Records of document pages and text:
********

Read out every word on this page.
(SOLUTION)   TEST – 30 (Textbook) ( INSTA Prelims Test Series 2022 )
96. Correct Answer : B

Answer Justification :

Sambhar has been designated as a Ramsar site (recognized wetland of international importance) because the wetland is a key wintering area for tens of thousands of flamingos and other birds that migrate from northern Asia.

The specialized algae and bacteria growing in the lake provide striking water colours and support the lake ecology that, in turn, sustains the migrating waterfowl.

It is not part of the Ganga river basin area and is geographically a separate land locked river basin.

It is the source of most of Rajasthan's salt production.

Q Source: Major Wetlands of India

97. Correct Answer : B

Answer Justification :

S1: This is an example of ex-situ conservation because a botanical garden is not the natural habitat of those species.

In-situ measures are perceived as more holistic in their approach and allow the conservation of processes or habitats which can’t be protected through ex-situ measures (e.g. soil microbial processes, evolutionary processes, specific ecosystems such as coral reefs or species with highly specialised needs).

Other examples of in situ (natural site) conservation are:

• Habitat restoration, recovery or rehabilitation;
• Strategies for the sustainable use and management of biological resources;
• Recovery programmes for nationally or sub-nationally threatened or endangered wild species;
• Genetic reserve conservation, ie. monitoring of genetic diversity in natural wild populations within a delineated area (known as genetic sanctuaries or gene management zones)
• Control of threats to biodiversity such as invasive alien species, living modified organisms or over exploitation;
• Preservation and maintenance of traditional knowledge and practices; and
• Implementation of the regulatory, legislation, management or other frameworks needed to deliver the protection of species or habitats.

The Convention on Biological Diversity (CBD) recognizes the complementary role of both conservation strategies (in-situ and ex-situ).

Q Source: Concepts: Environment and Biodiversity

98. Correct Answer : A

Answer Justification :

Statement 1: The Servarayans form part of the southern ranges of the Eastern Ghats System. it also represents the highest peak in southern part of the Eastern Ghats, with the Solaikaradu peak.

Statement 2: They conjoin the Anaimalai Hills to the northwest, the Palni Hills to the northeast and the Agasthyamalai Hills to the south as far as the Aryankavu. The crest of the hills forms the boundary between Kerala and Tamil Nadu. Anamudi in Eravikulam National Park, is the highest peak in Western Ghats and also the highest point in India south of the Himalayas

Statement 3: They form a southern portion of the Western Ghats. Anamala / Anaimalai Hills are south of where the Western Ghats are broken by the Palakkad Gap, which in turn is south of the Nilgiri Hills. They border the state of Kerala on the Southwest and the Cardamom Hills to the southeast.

********

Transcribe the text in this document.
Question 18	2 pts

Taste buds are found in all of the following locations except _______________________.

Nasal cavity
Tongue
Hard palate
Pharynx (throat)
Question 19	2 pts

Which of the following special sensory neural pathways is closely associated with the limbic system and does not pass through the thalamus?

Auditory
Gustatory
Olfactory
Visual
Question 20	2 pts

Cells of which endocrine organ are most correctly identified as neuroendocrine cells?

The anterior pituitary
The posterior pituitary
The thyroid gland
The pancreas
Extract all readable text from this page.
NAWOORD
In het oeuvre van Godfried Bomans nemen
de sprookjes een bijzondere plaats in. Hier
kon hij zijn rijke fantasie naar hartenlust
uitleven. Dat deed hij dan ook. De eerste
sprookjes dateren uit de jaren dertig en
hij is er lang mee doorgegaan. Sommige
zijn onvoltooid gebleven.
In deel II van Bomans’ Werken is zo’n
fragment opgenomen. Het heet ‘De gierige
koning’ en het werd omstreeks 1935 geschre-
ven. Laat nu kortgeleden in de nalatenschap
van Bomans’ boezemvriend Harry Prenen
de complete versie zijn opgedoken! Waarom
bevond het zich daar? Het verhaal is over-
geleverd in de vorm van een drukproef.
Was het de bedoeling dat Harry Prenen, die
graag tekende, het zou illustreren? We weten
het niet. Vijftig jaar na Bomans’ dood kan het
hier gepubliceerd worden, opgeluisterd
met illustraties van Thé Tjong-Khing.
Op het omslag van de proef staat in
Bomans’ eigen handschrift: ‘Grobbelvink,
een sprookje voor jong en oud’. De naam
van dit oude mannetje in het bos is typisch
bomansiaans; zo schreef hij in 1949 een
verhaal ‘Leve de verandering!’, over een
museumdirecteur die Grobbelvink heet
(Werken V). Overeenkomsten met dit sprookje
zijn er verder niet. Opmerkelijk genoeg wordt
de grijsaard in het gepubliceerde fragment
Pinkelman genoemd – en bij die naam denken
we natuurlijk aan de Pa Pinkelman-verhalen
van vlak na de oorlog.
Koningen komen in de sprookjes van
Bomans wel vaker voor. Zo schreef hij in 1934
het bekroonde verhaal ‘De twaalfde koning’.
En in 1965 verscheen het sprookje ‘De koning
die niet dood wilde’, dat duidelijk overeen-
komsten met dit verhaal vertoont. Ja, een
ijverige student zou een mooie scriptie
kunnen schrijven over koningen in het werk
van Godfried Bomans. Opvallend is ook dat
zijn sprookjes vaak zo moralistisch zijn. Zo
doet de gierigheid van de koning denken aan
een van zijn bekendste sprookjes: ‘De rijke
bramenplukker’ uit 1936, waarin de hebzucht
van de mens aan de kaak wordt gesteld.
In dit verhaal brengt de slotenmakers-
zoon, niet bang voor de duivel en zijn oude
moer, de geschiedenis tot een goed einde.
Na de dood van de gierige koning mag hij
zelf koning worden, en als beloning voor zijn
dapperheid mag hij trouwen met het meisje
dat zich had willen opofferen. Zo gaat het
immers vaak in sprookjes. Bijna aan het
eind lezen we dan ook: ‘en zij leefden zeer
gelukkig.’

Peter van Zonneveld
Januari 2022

********

Task goal:
Lines containing the word "heet" are to be located in the entries and copied.

Your solution:
fragment opgenomen. Het heet ‘De gierige
museumdirecteur die Grobbelvink heet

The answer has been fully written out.